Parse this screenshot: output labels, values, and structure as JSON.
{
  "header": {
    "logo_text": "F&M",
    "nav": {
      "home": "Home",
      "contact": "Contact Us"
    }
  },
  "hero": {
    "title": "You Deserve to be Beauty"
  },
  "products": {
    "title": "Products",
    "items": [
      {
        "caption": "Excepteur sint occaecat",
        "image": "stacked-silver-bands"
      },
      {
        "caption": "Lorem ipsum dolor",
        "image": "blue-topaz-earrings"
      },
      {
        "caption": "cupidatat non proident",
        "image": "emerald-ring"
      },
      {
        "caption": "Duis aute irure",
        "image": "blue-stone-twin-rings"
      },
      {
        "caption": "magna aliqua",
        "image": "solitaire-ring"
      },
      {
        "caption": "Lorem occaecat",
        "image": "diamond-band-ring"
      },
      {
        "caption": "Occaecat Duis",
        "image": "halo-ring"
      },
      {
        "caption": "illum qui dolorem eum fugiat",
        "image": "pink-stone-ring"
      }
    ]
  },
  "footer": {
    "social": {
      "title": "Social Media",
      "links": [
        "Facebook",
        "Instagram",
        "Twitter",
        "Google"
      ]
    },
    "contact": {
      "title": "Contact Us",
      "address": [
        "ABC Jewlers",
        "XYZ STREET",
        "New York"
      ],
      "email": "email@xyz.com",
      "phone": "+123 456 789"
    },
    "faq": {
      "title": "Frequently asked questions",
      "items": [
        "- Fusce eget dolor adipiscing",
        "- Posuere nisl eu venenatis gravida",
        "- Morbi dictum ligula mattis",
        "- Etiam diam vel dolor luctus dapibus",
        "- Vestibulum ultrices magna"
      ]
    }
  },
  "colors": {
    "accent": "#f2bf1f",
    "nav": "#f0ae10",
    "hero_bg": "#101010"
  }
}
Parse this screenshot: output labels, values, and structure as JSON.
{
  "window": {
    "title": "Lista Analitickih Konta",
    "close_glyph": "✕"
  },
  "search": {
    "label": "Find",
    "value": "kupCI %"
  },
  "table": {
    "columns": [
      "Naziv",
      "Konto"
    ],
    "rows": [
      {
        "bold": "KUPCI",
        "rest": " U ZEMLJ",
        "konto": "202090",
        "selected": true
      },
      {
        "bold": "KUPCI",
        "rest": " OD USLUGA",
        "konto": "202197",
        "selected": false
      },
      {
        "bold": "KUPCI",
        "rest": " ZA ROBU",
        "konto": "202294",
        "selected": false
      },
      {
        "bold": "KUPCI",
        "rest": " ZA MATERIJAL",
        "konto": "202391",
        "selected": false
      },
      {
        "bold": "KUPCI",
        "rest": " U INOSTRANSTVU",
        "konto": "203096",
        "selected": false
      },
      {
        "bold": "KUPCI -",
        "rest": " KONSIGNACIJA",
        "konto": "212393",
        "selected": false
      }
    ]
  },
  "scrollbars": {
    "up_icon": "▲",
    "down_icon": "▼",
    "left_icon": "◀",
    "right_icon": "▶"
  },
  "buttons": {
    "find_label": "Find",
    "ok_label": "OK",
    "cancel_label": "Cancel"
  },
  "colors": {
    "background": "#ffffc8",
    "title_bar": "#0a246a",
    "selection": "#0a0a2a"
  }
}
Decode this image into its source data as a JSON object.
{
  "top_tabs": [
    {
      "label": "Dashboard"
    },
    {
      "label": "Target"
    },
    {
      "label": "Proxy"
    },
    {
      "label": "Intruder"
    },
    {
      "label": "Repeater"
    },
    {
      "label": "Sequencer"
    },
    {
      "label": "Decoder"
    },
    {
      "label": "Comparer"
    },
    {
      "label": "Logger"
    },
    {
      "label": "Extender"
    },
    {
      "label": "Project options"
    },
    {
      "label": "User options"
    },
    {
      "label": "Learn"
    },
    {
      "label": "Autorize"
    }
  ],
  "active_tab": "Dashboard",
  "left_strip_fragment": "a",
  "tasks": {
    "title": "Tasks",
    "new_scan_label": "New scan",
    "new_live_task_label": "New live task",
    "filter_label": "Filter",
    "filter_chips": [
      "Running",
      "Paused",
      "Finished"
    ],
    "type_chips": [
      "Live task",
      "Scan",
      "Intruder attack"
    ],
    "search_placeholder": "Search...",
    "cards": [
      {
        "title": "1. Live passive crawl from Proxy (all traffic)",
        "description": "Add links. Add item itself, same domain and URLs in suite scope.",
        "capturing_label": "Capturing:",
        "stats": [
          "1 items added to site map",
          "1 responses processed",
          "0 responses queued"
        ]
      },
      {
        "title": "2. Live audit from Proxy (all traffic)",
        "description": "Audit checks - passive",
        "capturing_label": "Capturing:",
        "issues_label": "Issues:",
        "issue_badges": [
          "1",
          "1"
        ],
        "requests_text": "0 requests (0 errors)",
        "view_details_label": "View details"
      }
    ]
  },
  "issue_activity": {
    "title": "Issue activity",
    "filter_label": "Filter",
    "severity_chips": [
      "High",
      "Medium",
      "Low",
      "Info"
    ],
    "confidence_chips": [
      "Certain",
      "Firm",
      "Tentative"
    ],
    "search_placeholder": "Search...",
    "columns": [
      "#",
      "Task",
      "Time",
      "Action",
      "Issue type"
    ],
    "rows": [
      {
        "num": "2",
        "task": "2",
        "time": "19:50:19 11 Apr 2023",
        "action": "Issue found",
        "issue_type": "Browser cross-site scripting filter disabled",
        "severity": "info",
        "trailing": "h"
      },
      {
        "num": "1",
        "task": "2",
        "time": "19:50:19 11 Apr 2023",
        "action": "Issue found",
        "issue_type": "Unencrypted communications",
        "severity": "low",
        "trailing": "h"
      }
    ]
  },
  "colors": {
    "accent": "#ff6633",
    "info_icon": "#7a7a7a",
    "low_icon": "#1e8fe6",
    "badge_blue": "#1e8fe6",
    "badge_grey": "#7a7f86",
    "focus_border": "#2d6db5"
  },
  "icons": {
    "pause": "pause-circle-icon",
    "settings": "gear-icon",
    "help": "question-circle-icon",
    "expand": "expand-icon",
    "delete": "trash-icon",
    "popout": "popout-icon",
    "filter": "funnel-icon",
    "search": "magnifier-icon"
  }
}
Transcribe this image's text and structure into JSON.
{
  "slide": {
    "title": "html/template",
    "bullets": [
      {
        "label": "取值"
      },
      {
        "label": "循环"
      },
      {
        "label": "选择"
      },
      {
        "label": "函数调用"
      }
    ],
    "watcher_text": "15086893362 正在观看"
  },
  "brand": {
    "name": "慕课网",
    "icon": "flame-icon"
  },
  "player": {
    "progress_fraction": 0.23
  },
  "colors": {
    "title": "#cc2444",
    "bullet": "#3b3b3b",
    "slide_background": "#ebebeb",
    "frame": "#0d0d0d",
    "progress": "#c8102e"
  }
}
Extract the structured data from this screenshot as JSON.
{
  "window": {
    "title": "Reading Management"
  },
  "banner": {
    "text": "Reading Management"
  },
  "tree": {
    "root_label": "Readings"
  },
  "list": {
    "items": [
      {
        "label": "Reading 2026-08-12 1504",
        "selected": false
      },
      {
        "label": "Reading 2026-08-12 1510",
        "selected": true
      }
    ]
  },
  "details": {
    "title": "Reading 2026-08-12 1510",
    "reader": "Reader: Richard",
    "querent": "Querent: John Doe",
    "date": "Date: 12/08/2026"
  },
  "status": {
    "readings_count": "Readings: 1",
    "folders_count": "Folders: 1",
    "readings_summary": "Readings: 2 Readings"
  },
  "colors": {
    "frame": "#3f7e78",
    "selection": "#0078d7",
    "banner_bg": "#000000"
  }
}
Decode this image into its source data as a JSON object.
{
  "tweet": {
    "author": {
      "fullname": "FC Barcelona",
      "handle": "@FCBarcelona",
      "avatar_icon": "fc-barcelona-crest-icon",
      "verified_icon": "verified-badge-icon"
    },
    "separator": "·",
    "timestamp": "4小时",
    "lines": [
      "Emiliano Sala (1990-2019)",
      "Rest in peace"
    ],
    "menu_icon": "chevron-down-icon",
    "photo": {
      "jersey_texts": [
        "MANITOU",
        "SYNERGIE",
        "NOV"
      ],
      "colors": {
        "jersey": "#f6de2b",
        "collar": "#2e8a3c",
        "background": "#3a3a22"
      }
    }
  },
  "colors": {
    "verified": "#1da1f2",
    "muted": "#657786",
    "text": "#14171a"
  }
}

####

The request:
Look through the records above and report how many lines hold the word "magna", giving only the number.

The answer:
2